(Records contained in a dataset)
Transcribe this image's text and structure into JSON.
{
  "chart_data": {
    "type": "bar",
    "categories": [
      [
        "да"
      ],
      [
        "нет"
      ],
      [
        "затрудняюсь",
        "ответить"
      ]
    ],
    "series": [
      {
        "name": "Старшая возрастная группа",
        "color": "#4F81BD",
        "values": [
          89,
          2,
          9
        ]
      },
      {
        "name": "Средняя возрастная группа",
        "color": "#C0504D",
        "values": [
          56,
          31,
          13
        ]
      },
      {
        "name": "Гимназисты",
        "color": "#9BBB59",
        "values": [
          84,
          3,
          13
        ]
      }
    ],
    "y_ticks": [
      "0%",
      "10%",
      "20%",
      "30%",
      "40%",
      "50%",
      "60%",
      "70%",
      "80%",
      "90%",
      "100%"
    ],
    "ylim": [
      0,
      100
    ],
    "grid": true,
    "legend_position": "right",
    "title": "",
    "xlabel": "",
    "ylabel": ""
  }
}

Exercise description
Write out the material exactly as given.

Output of the task
Transcribe this image's text and structure into JSON.
{
  "chart_data": {
    "type": "bar",
    "categories": [
      [
        "да"
      ],
      [
        "нет"
      ],
      [
        "затрудняюсь",
        "ответить"
      ]
    ],
    "series": [
      {
        "name": "Старшая возрастная группа",
        "color": "#4F81BD",
        "values": [
          89,
          2,
          9
        ]
      },
      {
        "name": "Средняя возрастная группа",
        "color": "#C0504D",
        "values": [
          56,
          31,
          13
        ]
      },
      {
        "name": "Гимназисты",
        "color": "#9BBB59",
        "values": [
          84,
          3,
          13
        ]
      }
    ],
    "y_ticks": [
      "0%",
      "10%",
      "20%",
      "30%",
      "40%",
      "50%",
      "60%",
      "70%",
      "80%",
      "90%",
      "100%"
    ],
    "ylim": [
      0,
      100
    ],
    "grid": true,
    "legend_position": "right",
    "title": "",
    "xlabel": "",
    "ylabel": ""
  }
}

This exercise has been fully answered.